▶ **TASK INSTRUCTIONS**:
Make an exact copy of the records, dropping all pictures.

[Figure record listings]
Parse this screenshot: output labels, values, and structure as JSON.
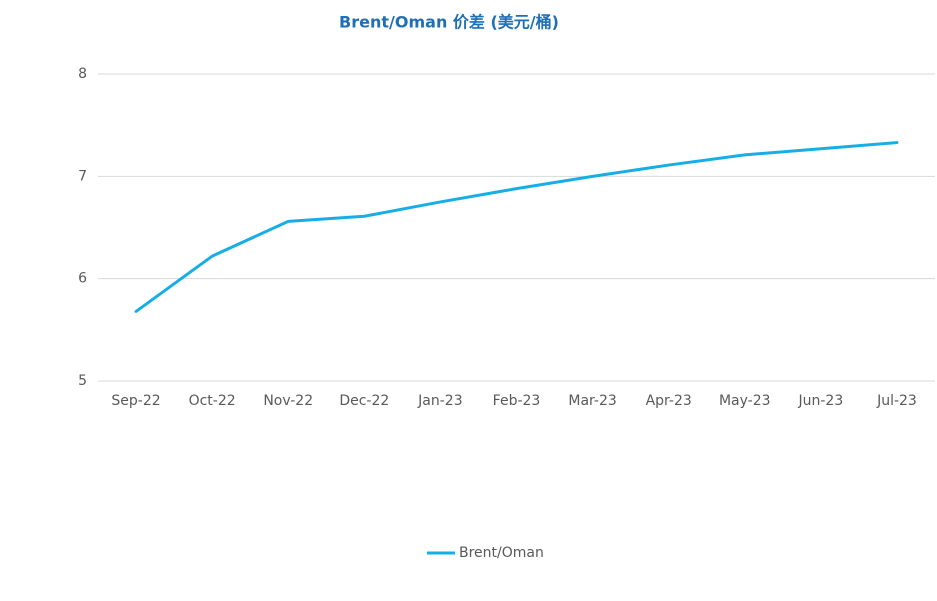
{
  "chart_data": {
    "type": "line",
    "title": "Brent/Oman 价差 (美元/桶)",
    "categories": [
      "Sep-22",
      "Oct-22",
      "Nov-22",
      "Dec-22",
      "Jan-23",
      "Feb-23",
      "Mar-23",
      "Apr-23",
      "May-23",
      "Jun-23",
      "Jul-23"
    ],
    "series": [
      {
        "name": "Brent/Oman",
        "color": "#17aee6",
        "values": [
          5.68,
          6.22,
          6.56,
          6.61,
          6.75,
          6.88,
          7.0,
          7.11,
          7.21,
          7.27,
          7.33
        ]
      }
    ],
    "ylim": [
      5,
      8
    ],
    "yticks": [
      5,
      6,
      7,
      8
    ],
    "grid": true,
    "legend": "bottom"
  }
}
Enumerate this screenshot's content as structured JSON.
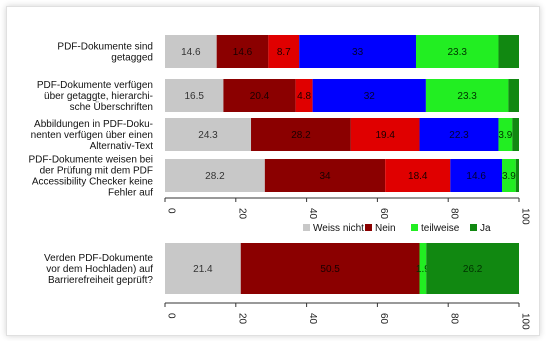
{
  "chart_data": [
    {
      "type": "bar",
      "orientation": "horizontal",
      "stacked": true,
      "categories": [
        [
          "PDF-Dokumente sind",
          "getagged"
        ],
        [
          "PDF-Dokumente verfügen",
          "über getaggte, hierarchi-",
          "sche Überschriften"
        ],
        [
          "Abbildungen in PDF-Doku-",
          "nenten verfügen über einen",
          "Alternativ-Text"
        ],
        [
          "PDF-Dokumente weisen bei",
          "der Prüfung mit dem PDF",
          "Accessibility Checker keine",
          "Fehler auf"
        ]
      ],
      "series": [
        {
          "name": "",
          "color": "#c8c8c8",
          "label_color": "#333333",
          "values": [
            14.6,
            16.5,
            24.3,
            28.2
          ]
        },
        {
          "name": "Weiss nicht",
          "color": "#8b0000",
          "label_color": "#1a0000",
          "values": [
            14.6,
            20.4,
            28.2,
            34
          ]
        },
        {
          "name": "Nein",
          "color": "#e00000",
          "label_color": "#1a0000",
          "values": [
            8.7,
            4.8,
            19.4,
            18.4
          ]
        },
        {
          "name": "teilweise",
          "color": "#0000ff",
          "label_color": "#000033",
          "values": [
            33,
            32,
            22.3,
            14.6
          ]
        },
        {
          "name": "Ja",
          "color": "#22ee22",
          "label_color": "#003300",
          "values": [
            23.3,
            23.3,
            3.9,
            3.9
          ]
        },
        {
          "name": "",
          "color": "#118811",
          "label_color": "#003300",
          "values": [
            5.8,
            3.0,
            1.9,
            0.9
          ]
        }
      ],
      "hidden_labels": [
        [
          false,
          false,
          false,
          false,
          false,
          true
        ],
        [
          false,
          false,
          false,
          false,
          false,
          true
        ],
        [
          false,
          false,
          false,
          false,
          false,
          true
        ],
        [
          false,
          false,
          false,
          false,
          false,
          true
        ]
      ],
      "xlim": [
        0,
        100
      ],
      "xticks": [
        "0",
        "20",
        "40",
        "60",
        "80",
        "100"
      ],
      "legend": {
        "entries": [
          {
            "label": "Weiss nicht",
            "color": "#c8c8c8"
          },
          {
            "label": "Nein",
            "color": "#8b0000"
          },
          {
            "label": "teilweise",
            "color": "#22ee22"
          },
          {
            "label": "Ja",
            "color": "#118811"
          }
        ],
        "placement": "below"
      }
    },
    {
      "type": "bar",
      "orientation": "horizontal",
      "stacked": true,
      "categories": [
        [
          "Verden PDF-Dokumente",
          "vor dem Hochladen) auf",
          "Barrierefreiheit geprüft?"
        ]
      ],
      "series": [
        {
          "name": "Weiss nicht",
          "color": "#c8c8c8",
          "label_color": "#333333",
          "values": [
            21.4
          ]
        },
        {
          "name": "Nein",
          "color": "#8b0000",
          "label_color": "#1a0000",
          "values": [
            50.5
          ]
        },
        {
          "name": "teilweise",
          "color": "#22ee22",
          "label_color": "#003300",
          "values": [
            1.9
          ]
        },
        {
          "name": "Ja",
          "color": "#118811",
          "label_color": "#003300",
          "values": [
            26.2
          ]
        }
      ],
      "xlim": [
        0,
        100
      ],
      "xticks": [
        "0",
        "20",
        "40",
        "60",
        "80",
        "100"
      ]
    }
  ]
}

▶ **RESPONSE BELOW**:
Parse this screenshot: output labels, values, and structure as JSON.
{
  "chart_data": {
    "type": "line",
    "title": "Brent/Oman 价差 (美元/桶)",
    "categories": [
      "Sep-22",
      "Oct-22",
      "Nov-22",
      "Dec-22",
      "Jan-23",
      "Feb-23",
      "Mar-23",
      "Apr-23",
      "May-23",
      "Jun-23",
      "Jul-23"
    ],
    "series": [
      {
        "name": "Brent/Oman",
        "color": "#17aee6",
        "values": [
          5.68,
          6.22,
          6.56,
          6.61,
          6.75,
          6.88,
          7.0,
          7.11,
          7.21,
          7.27,
          7.33
        ]
      }
    ],
    "ylim": [
      5,
      8
    ],
    "yticks": [
      5,
      6,
      7,
      8
    ],
    "grid": true,
    "legend": "bottom"
  }
}
Enumerate this screenshot's content as structured JSON.
{
  "chart_data": [
    {
      "type": "bar",
      "orientation": "horizontal",
      "stacked": true,
      "categories": [
        [
          "PDF-Dokumente sind",
          "getagged"
        ],
        [
          "PDF-Dokumente verfügen",
          "über getaggte, hierarchi-",
          "sche Überschriften"
        ],
        [
          "Abbildungen in PDF-Doku-",
          "nenten verfügen über einen",
          "Alternativ-Text"
        ],
        [
          "PDF-Dokumente weisen bei",
          "der Prüfung mit dem PDF",
          "Accessibility Checker keine",
          "Fehler auf"
        ]
      ],
      "series": [
        {
          "name": "",
          "color": "#c8c8c8",
          "label_color": "#333333",
          "values": [
            14.6,
            16.5,
            24.3,
            28.2
          ]
        },
        {
          "name": "Weiss nicht",
          "color": "#8b0000",
          "label_color": "#1a0000",
          "values": [
            14.6,
            20.4,
            28.2,
            34
          ]
        },
        {
          "name": "Nein",
          "color": "#e00000",
          "label_color": "#1a0000",
          "values": [
            8.7,
            4.8,
            19.4,
            18.4
          ]
        },
        {
          "name": "teilweise",
          "color": "#0000ff",
          "label_color": "#000033",
          "values": [
            33,
            32,
            22.3,
            14.6
          ]
        },
        {
          "name": "Ja",
          "color": "#22ee22",
          "label_color": "#003300",
          "values": [
            23.3,
            23.3,
            3.9,
            3.9
          ]
        },
        {
          "name": "",
          "color": "#118811",
          "label_color": "#003300",
          "values": [
            5.8,
            3.0,
            1.9,
            0.9
          ]
        }
      ],
      "hidden_labels": [
        [
          false,
          false,
          false,
          false,
          false,
          true
        ],
        [
          false,
          false,
          false,
          false,
          false,
          true
        ],
        [
          false,
          false,
          false,
          false,
          false,
          true
        ],
        [
          false,
          false,
          false,
          false,
          false,
          true
        ]
      ],
      "xlim": [
        0,
        100
      ],
      "xticks": [
        "0",
        "20",
        "40",
        "60",
        "80",
        "100"
      ],
      "legend": {
        "entries": [
          {
            "label": "Weiss nicht",
            "color": "#c8c8c8"
          },
          {
            "label": "Nein",
            "color": "#8b0000"
          },
          {
            "label": "teilweise",
            "color": "#22ee22"
          },
          {
            "label": "Ja",
            "color": "#118811"
          }
        ],
        "placement": "below"
      }
    },
    {
      "type": "bar",
      "orientation": "horizontal",
      "stacked": true,
      "categories": [
        [
          "Verden PDF-Dokumente",
          "vor dem Hochladen) auf",
          "Barrierefreiheit geprüft?"
        ]
      ],
      "series": [
        {
          "name": "Weiss nicht",
          "color": "#c8c8c8",
          "label_color": "#333333",
          "values": [
            21.4
          ]
        },
        {
          "name": "Nein",
          "color": "#8b0000",
          "label_color": "#1a0000",
          "values": [
            50.5
          ]
        },
        {
          "name": "teilweise",
          "color": "#22ee22",
          "label_color": "#003300",
          "values": [
            1.9
          ]
        },
        {
          "name": "Ja",
          "color": "#118811",
          "label_color": "#003300",
          "values": [
            26.2
          ]
        }
      ],
      "xlim": [
        0,
        100
      ],
      "xticks": [
        "0",
        "20",
        "40",
        "60",
        "80",
        "100"
      ]
    }
  ]
}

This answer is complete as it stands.